What you should do ::
Quote the entries that follow exactly, leaving none out.

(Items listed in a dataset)
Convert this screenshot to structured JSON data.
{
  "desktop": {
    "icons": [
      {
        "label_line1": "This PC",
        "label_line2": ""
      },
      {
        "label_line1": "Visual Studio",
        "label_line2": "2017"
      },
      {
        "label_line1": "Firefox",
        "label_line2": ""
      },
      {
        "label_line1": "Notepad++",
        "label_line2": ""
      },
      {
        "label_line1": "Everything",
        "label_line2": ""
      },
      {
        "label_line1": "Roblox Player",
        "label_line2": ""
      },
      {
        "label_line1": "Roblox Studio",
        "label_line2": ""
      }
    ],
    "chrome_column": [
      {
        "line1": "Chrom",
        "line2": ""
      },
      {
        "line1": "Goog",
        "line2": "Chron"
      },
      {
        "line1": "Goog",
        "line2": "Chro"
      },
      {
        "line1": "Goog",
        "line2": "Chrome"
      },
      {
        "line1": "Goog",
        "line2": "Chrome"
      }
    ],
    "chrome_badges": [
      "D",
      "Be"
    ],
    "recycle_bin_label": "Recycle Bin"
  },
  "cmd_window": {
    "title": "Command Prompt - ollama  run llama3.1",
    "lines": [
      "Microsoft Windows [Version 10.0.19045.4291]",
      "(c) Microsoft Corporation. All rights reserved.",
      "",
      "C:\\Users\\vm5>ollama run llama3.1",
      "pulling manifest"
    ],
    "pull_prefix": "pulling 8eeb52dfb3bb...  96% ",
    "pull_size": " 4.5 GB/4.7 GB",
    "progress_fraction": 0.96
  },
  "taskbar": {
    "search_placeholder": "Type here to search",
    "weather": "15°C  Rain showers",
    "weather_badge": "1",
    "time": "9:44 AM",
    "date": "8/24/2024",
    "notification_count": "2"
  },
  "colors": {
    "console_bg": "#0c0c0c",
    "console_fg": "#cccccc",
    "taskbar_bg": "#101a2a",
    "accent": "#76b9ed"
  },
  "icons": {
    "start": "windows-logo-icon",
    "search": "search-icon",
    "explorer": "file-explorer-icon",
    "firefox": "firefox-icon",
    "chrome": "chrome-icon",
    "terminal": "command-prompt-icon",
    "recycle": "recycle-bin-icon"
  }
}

Output of the task ::
Convert this screenshot to structured JSON data.
{
  "desktop": {
    "icons": [
      {
        "label_line1": "This PC",
        "label_line2": ""
      },
      {
        "label_line1": "Visual Studio",
        "label_line2": "2017"
      },
      {
        "label_line1": "Firefox",
        "label_line2": ""
      },
      {
        "label_line1": "Notepad++",
        "label_line2": ""
      },
      {
        "label_line1": "Everything",
        "label_line2": ""
      },
      {
        "label_line1": "Roblox Player",
        "label_line2": ""
      },
      {
        "label_line1": "Roblox Studio",
        "label_line2": ""
      }
    ],
    "chrome_column": [
      {
        "line1": "Chrom",
        "line2": ""
      },
      {
        "line1": "Goog",
        "line2": "Chron"
      },
      {
        "line1": "Goog",
        "line2": "Chro"
      },
      {
        "line1": "Goog",
        "line2": "Chrome"
      },
      {
        "line1": "Goog",
        "line2": "Chrome"
      }
    ],
    "chrome_badges": [
      "D",
      "Be"
    ],
    "recycle_bin_label": "Recycle Bin"
  },
  "cmd_window": {
    "title": "Command Prompt - ollama  run llama3.1",
    "lines": [
      "Microsoft Windows [Version 10.0.19045.4291]",
      "(c) Microsoft Corporation. All rights reserved.",
      "",
      "C:\\Users\\vm5>ollama run llama3.1",
      "pulling manifest"
    ],
    "pull_prefix": "pulling 8eeb52dfb3bb...  96% ",
    "pull_size": " 4.5 GB/4.7 GB",
    "progress_fraction": 0.96
  },
  "taskbar": {
    "search_placeholder": "Type here to search",
    "weather": "15°C  Rain showers",
    "weather_badge": "1",
    "time": "9:44 AM",
    "date": "8/24/2024",
    "notification_count": "2"
  },
  "colors": {
    "console_bg": "#0c0c0c",
    "console_fg": "#cccccc",
    "taskbar_bg": "#101a2a",
    "accent": "#76b9ed"
  },
  "icons": {
    "start": "windows-logo-icon",
    "search": "search-icon",
    "explorer": "file-explorer-icon",
    "firefox": "firefox-icon",
    "chrome": "chrome-icon",
    "terminal": "command-prompt-icon",
    "recycle": "recycle-bin-icon"
  }
}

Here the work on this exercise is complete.